* **What you will do**
Extract every line where the string "fill" appears.
── Raw records
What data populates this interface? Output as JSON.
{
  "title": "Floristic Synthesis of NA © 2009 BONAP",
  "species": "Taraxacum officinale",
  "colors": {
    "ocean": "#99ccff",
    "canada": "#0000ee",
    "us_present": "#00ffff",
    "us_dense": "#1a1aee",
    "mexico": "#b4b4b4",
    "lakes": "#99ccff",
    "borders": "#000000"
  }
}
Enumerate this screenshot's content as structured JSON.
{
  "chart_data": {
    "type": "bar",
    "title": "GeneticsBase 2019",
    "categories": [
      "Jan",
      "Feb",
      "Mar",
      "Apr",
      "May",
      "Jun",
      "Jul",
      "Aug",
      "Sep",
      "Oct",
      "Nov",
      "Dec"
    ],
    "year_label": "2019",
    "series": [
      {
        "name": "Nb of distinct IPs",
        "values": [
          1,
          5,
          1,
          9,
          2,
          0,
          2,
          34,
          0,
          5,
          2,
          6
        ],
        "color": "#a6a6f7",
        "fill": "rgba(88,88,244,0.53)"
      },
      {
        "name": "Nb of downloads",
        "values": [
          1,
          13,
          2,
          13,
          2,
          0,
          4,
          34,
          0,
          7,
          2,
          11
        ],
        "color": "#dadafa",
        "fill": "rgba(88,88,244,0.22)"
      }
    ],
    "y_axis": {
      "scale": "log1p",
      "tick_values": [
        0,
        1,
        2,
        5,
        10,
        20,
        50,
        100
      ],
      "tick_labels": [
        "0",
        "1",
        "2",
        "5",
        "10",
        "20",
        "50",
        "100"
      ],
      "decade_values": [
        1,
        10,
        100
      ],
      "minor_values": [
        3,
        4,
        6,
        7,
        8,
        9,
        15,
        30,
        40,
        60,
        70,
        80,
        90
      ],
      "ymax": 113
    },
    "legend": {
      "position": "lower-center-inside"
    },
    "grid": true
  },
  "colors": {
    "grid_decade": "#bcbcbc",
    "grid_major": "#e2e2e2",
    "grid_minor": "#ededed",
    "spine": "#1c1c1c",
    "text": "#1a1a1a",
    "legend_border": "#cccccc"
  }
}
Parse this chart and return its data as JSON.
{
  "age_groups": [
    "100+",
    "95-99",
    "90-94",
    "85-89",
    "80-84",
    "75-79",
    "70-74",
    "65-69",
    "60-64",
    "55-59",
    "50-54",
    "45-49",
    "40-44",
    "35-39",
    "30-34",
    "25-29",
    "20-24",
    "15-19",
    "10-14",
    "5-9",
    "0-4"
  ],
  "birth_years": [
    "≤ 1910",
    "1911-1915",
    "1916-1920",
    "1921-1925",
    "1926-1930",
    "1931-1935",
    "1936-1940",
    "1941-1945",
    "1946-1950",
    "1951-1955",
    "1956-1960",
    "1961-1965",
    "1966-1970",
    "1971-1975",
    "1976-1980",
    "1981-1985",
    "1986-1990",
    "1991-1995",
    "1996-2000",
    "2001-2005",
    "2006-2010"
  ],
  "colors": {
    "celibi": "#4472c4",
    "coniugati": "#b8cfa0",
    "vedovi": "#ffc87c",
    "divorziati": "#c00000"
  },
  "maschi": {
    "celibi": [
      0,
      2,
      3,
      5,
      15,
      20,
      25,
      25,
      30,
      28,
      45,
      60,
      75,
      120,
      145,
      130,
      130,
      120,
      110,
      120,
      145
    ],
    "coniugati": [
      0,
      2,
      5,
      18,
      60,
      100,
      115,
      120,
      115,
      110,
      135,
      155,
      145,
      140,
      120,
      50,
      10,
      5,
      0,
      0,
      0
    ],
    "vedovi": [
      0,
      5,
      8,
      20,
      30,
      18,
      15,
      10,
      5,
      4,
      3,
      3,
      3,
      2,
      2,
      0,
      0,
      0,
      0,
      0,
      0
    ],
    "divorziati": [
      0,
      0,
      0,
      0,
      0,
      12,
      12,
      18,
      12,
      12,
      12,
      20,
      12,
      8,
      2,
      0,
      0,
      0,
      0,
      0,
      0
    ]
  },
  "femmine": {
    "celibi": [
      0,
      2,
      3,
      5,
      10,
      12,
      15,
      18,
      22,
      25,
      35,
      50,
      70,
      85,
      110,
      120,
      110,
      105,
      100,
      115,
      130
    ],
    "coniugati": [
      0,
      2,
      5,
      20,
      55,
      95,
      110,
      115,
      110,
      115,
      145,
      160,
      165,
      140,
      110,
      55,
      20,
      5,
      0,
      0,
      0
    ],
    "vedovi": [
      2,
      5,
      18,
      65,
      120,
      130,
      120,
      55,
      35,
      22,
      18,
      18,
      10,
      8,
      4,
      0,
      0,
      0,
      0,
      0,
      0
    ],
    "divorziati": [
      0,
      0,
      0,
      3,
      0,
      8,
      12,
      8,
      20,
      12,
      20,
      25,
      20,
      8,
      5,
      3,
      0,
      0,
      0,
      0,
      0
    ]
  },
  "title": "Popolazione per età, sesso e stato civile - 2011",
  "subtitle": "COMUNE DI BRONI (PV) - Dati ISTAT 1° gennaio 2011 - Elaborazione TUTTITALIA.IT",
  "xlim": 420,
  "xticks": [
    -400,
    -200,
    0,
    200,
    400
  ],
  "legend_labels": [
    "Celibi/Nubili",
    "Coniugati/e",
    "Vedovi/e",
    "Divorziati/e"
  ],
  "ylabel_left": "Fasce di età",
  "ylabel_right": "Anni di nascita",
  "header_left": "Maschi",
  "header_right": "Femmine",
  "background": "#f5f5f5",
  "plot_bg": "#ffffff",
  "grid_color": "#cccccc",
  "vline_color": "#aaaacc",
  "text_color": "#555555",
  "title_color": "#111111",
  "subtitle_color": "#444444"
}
────
* **Result of this task**
        "fill": "rgba(88,88,244,0.53)"
        "fill": "rgba(88,88,244,0.22)"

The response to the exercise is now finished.